Instruction:
Search the data for the string "name" and extract every line where it appears.

Data provided:
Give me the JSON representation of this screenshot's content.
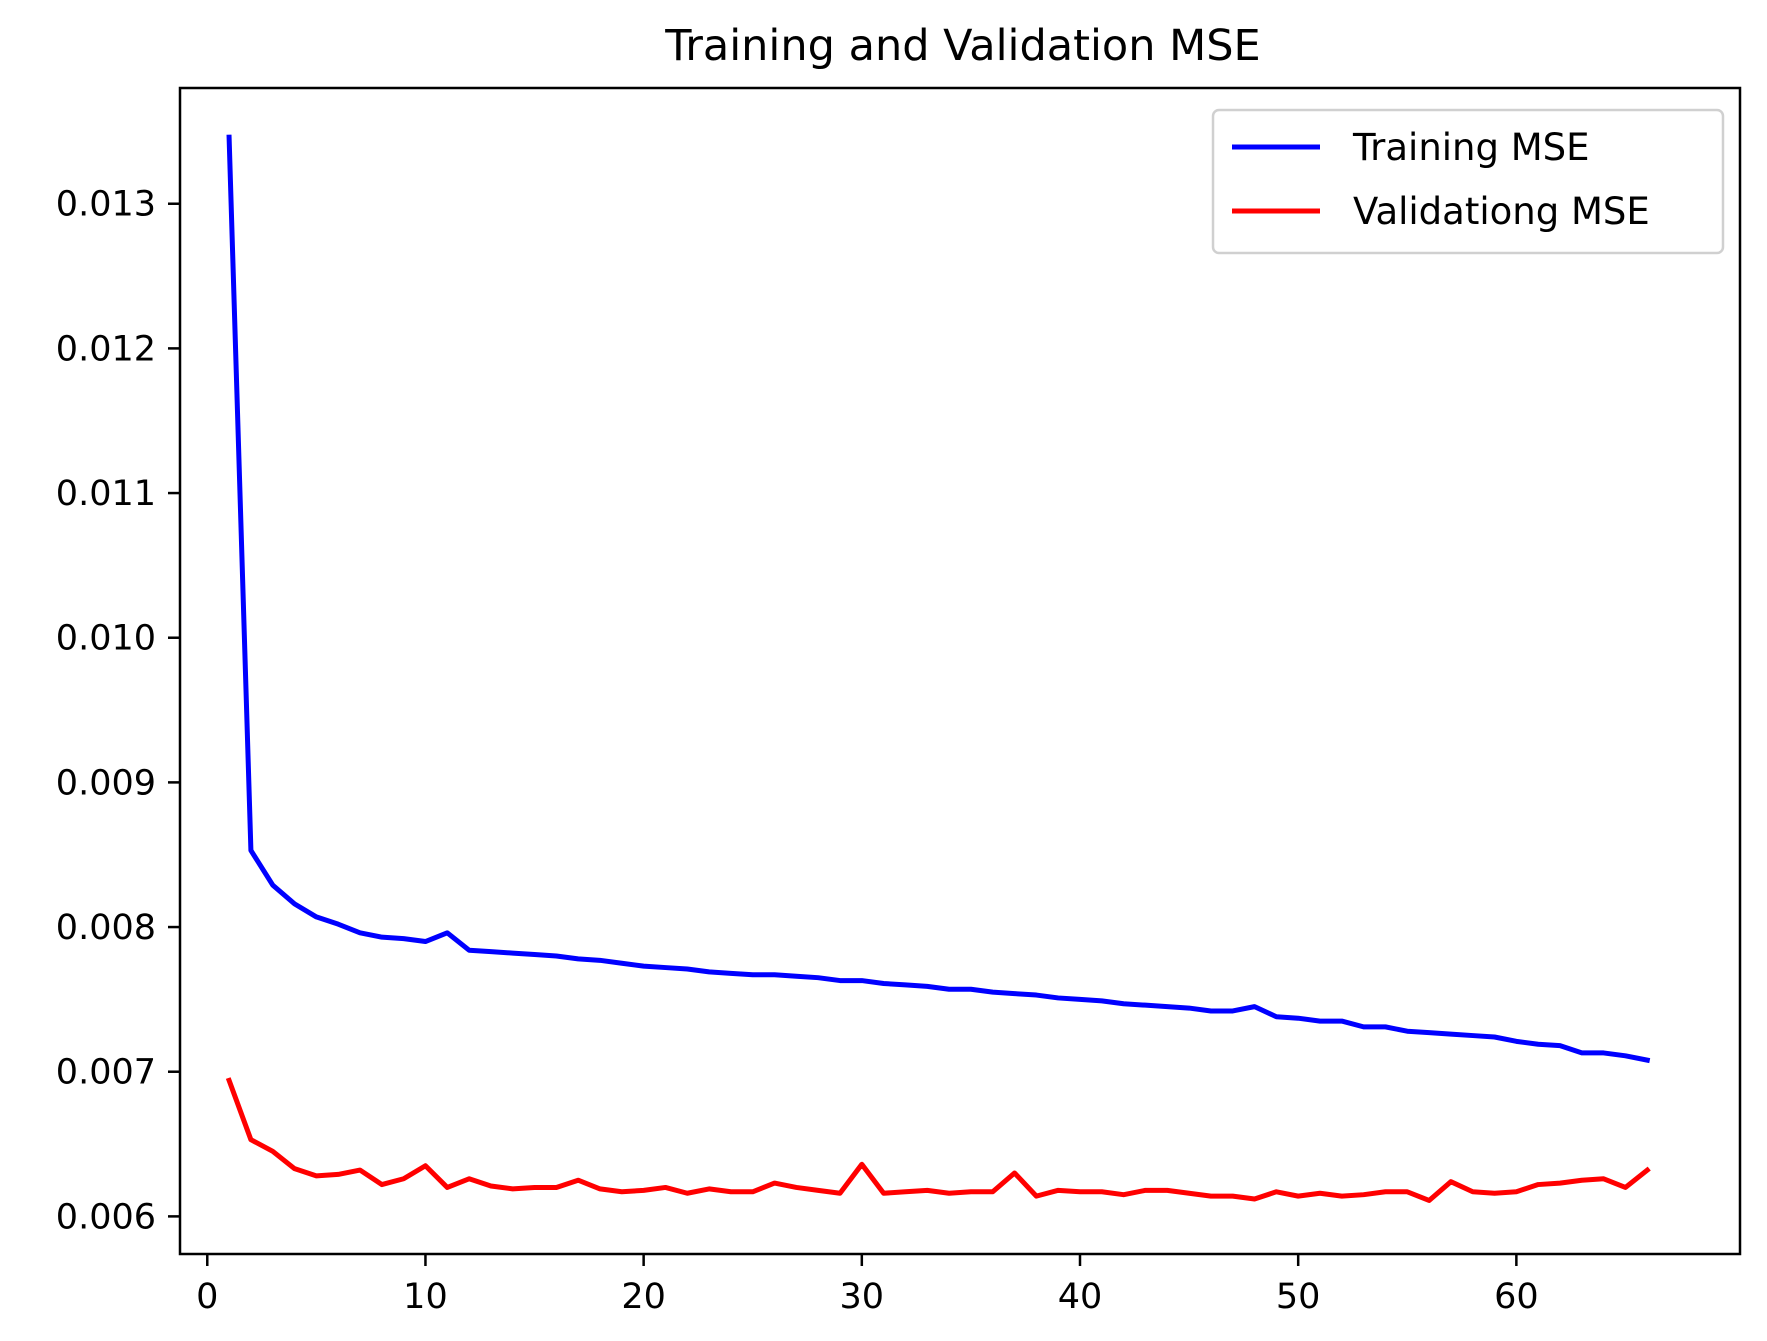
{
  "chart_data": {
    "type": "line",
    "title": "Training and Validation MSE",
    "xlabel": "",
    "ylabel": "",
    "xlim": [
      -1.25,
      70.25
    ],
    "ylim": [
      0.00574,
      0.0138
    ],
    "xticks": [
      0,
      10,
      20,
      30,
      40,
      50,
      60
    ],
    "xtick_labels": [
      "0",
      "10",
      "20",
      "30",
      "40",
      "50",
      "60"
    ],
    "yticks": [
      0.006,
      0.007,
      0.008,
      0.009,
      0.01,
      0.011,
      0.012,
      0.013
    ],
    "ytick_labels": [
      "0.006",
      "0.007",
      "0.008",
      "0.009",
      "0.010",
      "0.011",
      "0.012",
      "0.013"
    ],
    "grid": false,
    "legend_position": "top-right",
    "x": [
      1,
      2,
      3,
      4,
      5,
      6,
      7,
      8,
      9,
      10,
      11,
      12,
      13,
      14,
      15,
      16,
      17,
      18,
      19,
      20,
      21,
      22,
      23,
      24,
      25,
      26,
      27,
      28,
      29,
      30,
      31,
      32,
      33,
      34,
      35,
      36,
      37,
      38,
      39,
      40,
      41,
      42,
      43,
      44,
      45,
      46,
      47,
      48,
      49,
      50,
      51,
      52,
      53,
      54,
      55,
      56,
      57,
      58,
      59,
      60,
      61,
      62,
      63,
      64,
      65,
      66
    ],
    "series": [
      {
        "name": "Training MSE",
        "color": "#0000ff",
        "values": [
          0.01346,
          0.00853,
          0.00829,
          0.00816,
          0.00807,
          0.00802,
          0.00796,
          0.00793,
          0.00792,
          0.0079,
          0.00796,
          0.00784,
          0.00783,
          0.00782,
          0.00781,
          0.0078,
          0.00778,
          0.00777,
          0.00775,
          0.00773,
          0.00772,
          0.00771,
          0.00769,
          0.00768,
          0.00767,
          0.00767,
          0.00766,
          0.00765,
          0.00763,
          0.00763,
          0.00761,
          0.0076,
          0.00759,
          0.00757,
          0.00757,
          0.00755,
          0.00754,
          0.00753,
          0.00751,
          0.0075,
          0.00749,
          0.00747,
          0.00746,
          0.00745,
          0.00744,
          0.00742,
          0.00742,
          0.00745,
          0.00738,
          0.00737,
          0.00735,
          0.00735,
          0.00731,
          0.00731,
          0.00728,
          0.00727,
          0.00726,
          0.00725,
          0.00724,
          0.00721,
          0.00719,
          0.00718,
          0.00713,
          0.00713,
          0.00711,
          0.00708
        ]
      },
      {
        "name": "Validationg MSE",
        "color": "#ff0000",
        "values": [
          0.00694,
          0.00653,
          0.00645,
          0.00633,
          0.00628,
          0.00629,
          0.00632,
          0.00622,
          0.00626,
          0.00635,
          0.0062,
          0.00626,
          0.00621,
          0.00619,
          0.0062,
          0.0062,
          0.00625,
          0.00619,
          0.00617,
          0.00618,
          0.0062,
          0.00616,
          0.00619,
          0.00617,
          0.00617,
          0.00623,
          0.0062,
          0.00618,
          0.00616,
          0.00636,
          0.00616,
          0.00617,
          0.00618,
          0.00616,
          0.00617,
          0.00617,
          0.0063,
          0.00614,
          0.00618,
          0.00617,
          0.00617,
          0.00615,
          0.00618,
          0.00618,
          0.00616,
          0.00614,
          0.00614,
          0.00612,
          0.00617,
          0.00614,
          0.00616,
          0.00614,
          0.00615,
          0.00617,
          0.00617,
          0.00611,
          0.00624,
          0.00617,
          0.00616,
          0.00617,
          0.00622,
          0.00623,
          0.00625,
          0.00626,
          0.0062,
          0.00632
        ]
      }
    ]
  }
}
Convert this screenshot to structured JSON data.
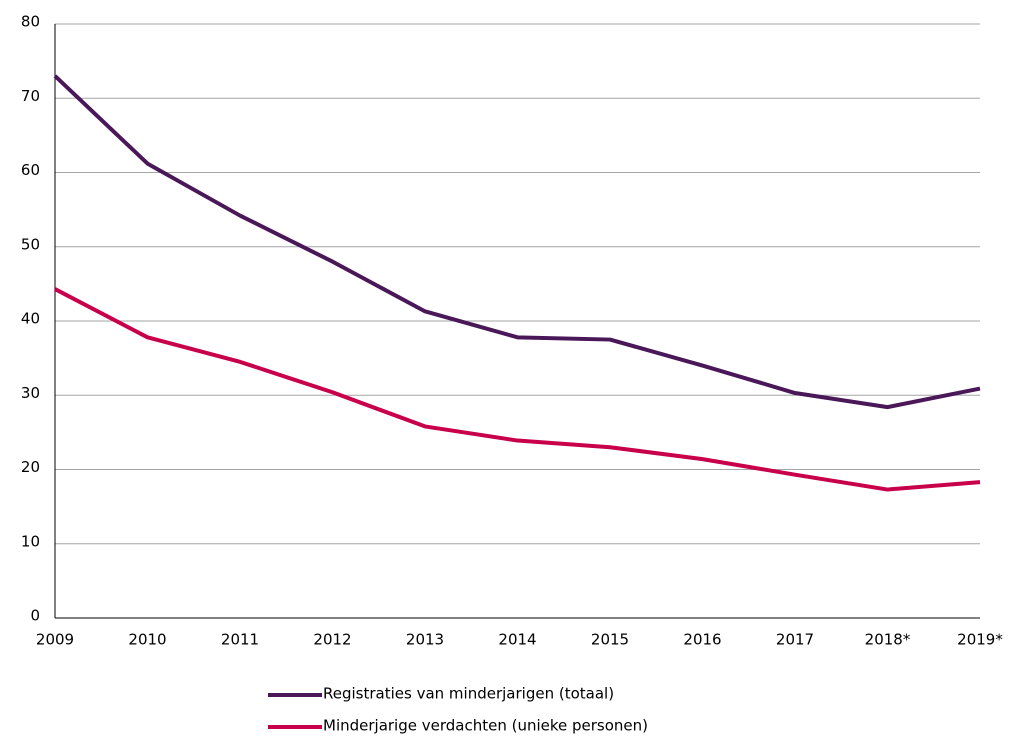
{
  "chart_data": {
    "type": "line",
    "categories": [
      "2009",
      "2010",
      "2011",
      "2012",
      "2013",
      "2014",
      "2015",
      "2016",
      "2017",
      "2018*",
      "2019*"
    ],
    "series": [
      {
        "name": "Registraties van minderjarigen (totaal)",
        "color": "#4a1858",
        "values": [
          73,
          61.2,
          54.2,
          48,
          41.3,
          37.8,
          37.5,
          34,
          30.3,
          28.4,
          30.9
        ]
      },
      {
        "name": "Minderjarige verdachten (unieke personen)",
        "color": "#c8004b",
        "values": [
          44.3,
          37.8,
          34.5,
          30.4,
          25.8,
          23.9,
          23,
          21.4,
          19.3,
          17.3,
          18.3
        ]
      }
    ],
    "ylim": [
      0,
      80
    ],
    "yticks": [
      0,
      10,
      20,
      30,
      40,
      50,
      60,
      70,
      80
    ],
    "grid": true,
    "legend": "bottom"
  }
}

Final result:
        "name": "Training MSE",
        "name": "Validationg MSE",
        "name": "Registraties van minderjarigen (totaal)",
        "name": "Minderjarige verdachten (unieke personen)",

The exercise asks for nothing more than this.